#### [Objective]
What follows is a set of entries. Give them again exactly, without the pictures.

[Saved entries]

--- begin ---

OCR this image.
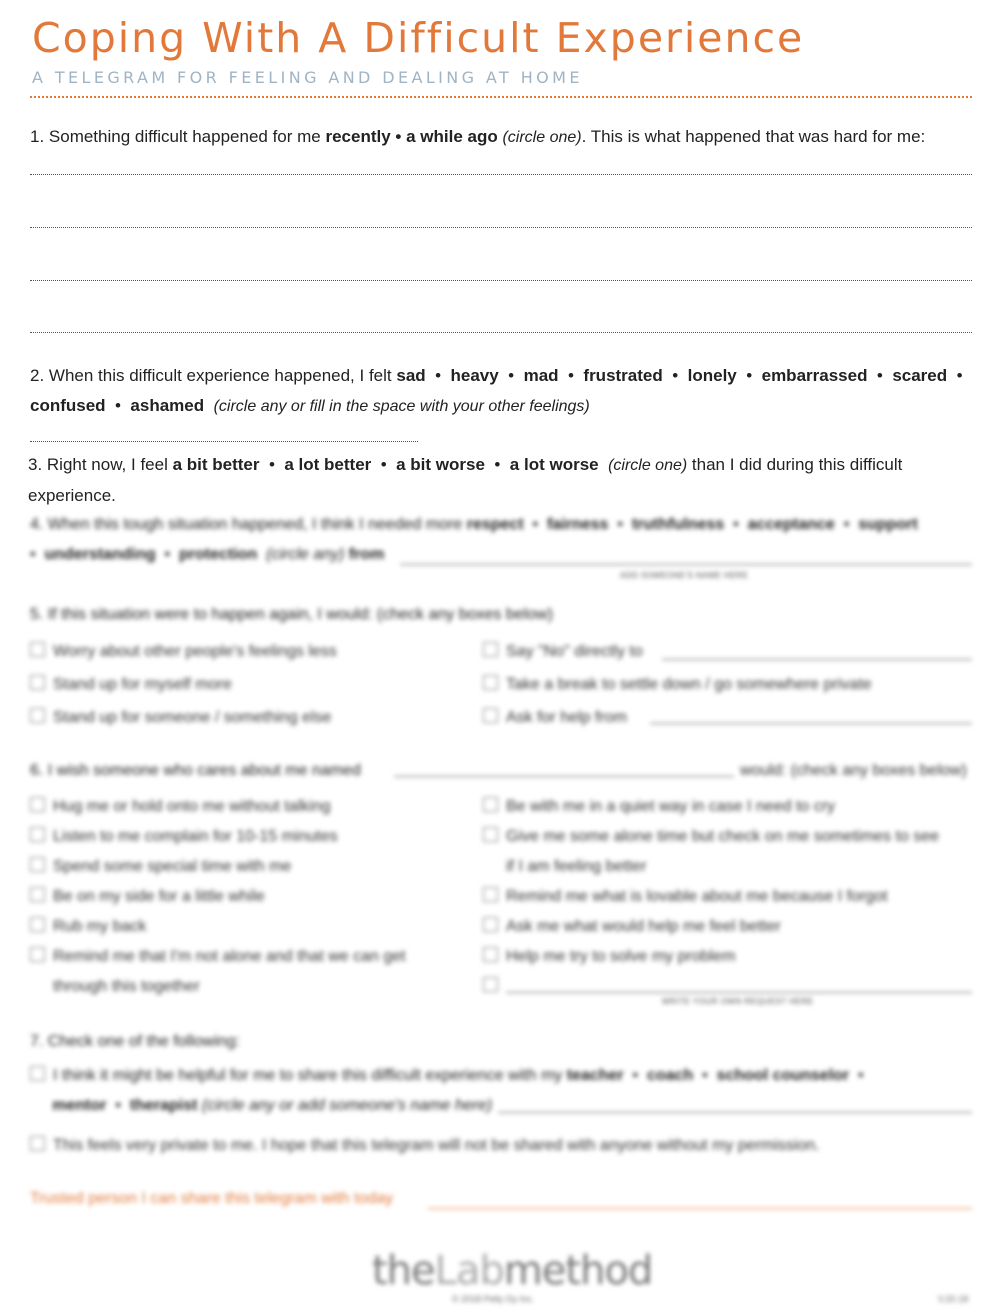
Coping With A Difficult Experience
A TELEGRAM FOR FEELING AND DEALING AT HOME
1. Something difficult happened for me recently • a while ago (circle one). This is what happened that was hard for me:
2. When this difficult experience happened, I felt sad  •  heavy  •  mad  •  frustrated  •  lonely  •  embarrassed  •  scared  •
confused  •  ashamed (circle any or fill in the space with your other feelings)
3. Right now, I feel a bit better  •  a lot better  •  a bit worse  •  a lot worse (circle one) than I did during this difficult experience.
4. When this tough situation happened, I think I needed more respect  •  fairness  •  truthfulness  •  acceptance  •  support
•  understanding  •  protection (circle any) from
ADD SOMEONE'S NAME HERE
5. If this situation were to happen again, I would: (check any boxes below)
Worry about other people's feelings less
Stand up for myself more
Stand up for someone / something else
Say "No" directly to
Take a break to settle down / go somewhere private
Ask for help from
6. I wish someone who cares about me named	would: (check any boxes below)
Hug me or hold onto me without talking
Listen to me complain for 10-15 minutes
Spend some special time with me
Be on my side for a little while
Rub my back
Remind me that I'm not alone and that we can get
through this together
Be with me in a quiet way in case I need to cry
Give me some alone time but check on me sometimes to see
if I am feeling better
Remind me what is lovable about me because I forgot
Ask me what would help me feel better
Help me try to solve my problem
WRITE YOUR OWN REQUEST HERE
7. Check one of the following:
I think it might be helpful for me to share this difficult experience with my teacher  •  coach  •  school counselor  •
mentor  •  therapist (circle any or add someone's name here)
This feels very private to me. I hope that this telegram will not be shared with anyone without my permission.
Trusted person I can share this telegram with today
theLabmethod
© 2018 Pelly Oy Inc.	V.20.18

--- end ---

#### [Result for this exercise]
OCR this image.
Coping With A Difficult Experience
A TELEGRAM FOR FEELING AND DEALING AT HOME
1. Something difficult happened for me recently • a while ago (circle one). This is what happened that was hard for me:
2. When this difficult experience happened, I felt sad  •  heavy  •  mad  •  frustrated  •  lonely  •  embarrassed  •  scared  •
confused  •  ashamed (circle any or fill in the space with your other feelings)
3. Right now, I feel a bit better  •  a lot better  •  a bit worse  •  a lot worse (circle one) than I did during this difficult experience.
4. When this tough situation happened, I think I needed more respect  •  fairness  •  truthfulness  •  acceptance  •  support
•  understanding  •  protection (circle any) from
ADD SOMEONE'S NAME HERE
5. If this situation were to happen again, I would: (check any boxes below)
Worry about other people's feelings less
Stand up for myself more
Stand up for someone / something else
Say "No" directly to
Take a break to settle down / go somewhere private
Ask for help from
6. I wish someone who cares about me named	would: (check any boxes below)
Hug me or hold onto me without talking
Listen to me complain for 10-15 minutes
Spend some special time with me
Be on my side for a little while
Rub my back
Remind me that I'm not alone and that we can get
through this together
Be with me in a quiet way in case I need to cry
Give me some alone time but check on me sometimes to see
if I am feeling better
Remind me what is lovable about me because I forgot
Ask me what would help me feel better
Help me try to solve my problem
WRITE YOUR OWN REQUEST HERE
7. Check one of the following:
I think it might be helpful for me to share this difficult experience with my teacher  •  coach  •  school counselor  •
mentor  •  therapist (circle any or add someone's name here)
This feels very private to me. I hope that this telegram will not be shared with anyone without my permission.
Trusted person I can share this telegram with today
theLabmethod
© 2018 Pelly Oy Inc.	V.20.18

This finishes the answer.